Extract every line that contains the string "name".

---

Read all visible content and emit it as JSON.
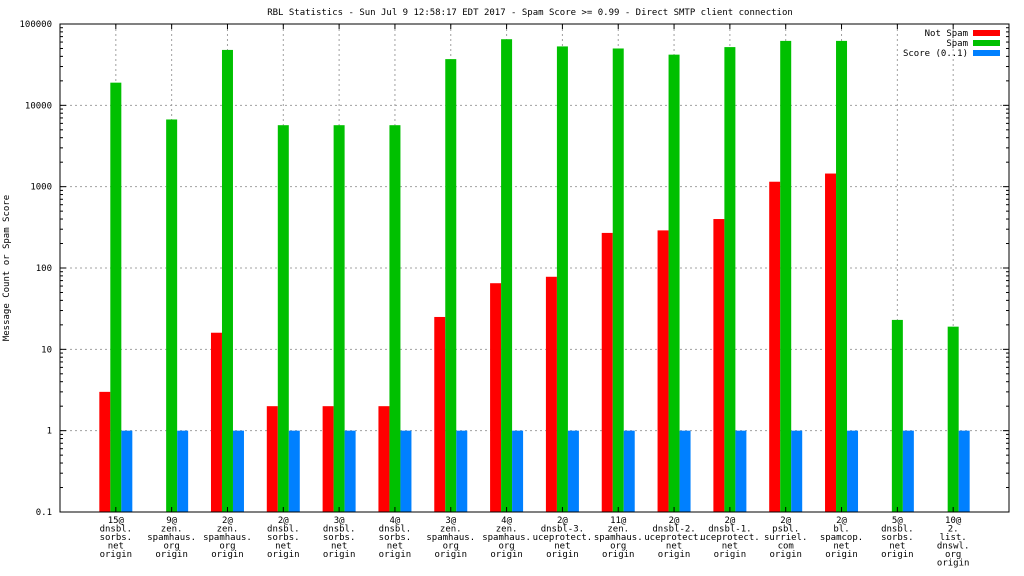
{
  "chart_data": {
    "type": "bar",
    "title": "RBL Statistics - Sun Jul  9 12:58:17 EDT 2017 - Spam Score >= 0.99 - Direct SMTP client connection",
    "xlabel": "",
    "ylabel": "Message Count or Spam Score",
    "yscale": "log",
    "ylim": [
      0.1,
      100000
    ],
    "yticks": [
      "0.1",
      "1",
      "10",
      "100",
      "1000",
      "10000",
      "100000"
    ],
    "grid": true,
    "legend_position": "top-right",
    "categories": [
      [
        "15@",
        "dnsbl.",
        "sorbs.",
        "net",
        "origin"
      ],
      [
        "9@",
        "zen.",
        "spamhaus.",
        "org",
        "origin"
      ],
      [
        "2@",
        "zen.",
        "spamhaus.",
        "org",
        "origin"
      ],
      [
        "2@",
        "dnsbl.",
        "sorbs.",
        "net",
        "origin"
      ],
      [
        "3@",
        "dnsbl.",
        "sorbs.",
        "net",
        "origin"
      ],
      [
        "4@",
        "dnsbl.",
        "sorbs.",
        "net",
        "origin"
      ],
      [
        "3@",
        "zen.",
        "spamhaus.",
        "org",
        "origin"
      ],
      [
        "4@",
        "zen.",
        "spamhaus.",
        "org",
        "origin"
      ],
      [
        "2@",
        "dnsbl-3.",
        "uceprotect.",
        "net",
        "origin"
      ],
      [
        "11@",
        "zen.",
        "spamhaus.",
        "org",
        "origin"
      ],
      [
        "2@",
        "dnsbl-2.",
        "uceprotect.",
        "net",
        "origin"
      ],
      [
        "2@",
        "dnsbl-1.",
        "uceprotect.",
        "net",
        "origin"
      ],
      [
        "2@",
        "psbl.",
        "surriel.",
        "com",
        "origin"
      ],
      [
        "2@",
        "bl.",
        "spamcop.",
        "net",
        "origin"
      ],
      [
        "5@",
        "dnsbl.",
        "sorbs.",
        "net",
        "origin"
      ],
      [
        "10@",
        "2.",
        "list.",
        "dnswl.",
        "org",
        "origin"
      ]
    ],
    "series": [
      {
        "name": "Not Spam",
        "color": "#ff0000",
        "values": [
          3,
          null,
          16,
          2,
          2,
          2,
          25,
          65,
          78,
          270,
          290,
          400,
          1150,
          1450,
          null,
          null
        ]
      },
      {
        "name": "Spam",
        "color": "#00c000",
        "values": [
          19000,
          6700,
          48000,
          5700,
          5700,
          5700,
          37000,
          65000,
          53000,
          50000,
          42000,
          52000,
          62000,
          62000,
          23,
          19
        ]
      },
      {
        "name": "Score (0..1)",
        "color": "#0080ff",
        "values": [
          1,
          1,
          1,
          1,
          1,
          1,
          1,
          1,
          1,
          1,
          1,
          1,
          1,
          1,
          1,
          1
        ]
      }
    ]
  }
}
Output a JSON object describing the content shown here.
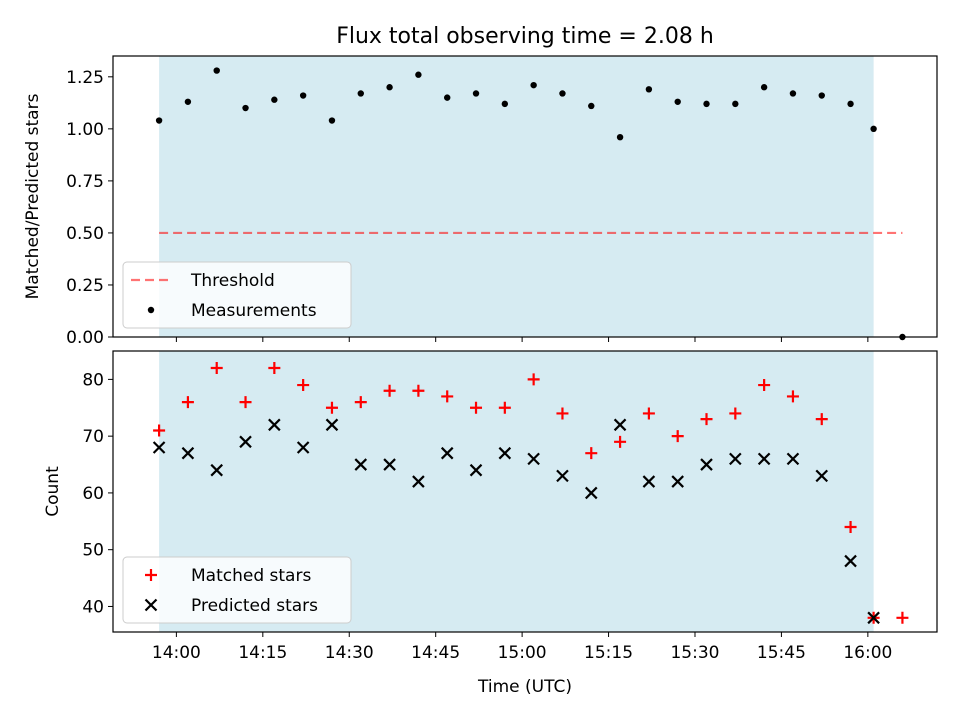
{
  "figure": {
    "title": "Flux total observing time = 2.08 h"
  },
  "colors": {
    "observing_band": "#add8e6",
    "threshold": "#ff0000",
    "measurements": "#000000",
    "matched": "#ff0000",
    "predicted": "#000000"
  },
  "chart_data": [
    {
      "type": "scatter",
      "ylabel": "Matched/Predicted stars",
      "ylim": [
        0.0,
        1.35
      ],
      "yticks": [
        "0.00",
        "0.25",
        "0.50",
        "0.75",
        "1.00",
        "1.25"
      ],
      "xlim": [
        "13:49",
        "16:12"
      ],
      "shaded_interval": [
        "13:57",
        "16:01"
      ],
      "legend_placement": "lower-left",
      "series": [
        {
          "name": "Threshold",
          "kind": "dashed-line",
          "x": [
            "13:57",
            "16:06"
          ],
          "y": [
            0.5,
            0.5
          ]
        },
        {
          "name": "Measurements",
          "kind": "dot",
          "x": [
            "13:57",
            "14:02",
            "14:07",
            "14:12",
            "14:17",
            "14:22",
            "14:27",
            "14:32",
            "14:37",
            "14:42",
            "14:47",
            "14:52",
            "14:57",
            "15:02",
            "15:07",
            "15:12",
            "15:17",
            "15:22",
            "15:27",
            "15:32",
            "15:37",
            "15:42",
            "15:47",
            "15:52",
            "15:57",
            "16:01",
            "16:06"
          ],
          "y": [
            1.04,
            1.13,
            1.28,
            1.1,
            1.14,
            1.16,
            1.04,
            1.17,
            1.2,
            1.26,
            1.15,
            1.17,
            1.12,
            1.21,
            1.17,
            1.11,
            0.96,
            1.19,
            1.13,
            1.12,
            1.12,
            1.2,
            1.17,
            1.16,
            1.12,
            1.0,
            0.0
          ]
        }
      ]
    },
    {
      "type": "scatter",
      "ylabel": "Count",
      "xlabel": "Time (UTC)",
      "ylim": [
        35.5,
        85
      ],
      "yticks": [
        "40",
        "50",
        "60",
        "70",
        "80"
      ],
      "xlim": [
        "13:49",
        "16:12"
      ],
      "xticks": [
        "14:00",
        "14:15",
        "14:30",
        "14:45",
        "15:00",
        "15:15",
        "15:30",
        "15:45",
        "16:00"
      ],
      "shaded_interval": [
        "13:57",
        "16:01"
      ],
      "legend_placement": "lower-left",
      "series": [
        {
          "name": "Matched stars",
          "kind": "plus",
          "x": [
            "13:57",
            "14:02",
            "14:07",
            "14:12",
            "14:17",
            "14:22",
            "14:27",
            "14:32",
            "14:37",
            "14:42",
            "14:47",
            "14:52",
            "14:57",
            "15:02",
            "15:07",
            "15:12",
            "15:17",
            "15:22",
            "15:27",
            "15:32",
            "15:37",
            "15:42",
            "15:47",
            "15:52",
            "15:57",
            "16:01",
            "16:06"
          ],
          "y": [
            71,
            76,
            82,
            76,
            82,
            79,
            75,
            76,
            78,
            78,
            77,
            75,
            75,
            80,
            74,
            67,
            69,
            74,
            70,
            73,
            74,
            79,
            77,
            73,
            54,
            38,
            38
          ]
        },
        {
          "name": "Predicted stars",
          "kind": "cross",
          "x": [
            "13:57",
            "14:02",
            "14:07",
            "14:12",
            "14:17",
            "14:22",
            "14:27",
            "14:32",
            "14:37",
            "14:42",
            "14:47",
            "14:52",
            "14:57",
            "15:02",
            "15:07",
            "15:12",
            "15:17",
            "15:22",
            "15:27",
            "15:32",
            "15:37",
            "15:42",
            "15:47",
            "15:52",
            "15:57",
            "16:01"
          ],
          "y": [
            68,
            67,
            64,
            69,
            72,
            68,
            72,
            65,
            65,
            62,
            67,
            64,
            67,
            66,
            63,
            60,
            72,
            62,
            62,
            65,
            66,
            66,
            66,
            63,
            48,
            38
          ]
        }
      ]
    }
  ]
}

---

**EXERCISE SOLUTION:**
        "name": "Not Spam",
        "name": "Spam",
        "name": "Score (0..1)",
          "name": "Threshold",
          "name": "Measurements",
          "name": "Matched stars",
          "name": "Predicted stars",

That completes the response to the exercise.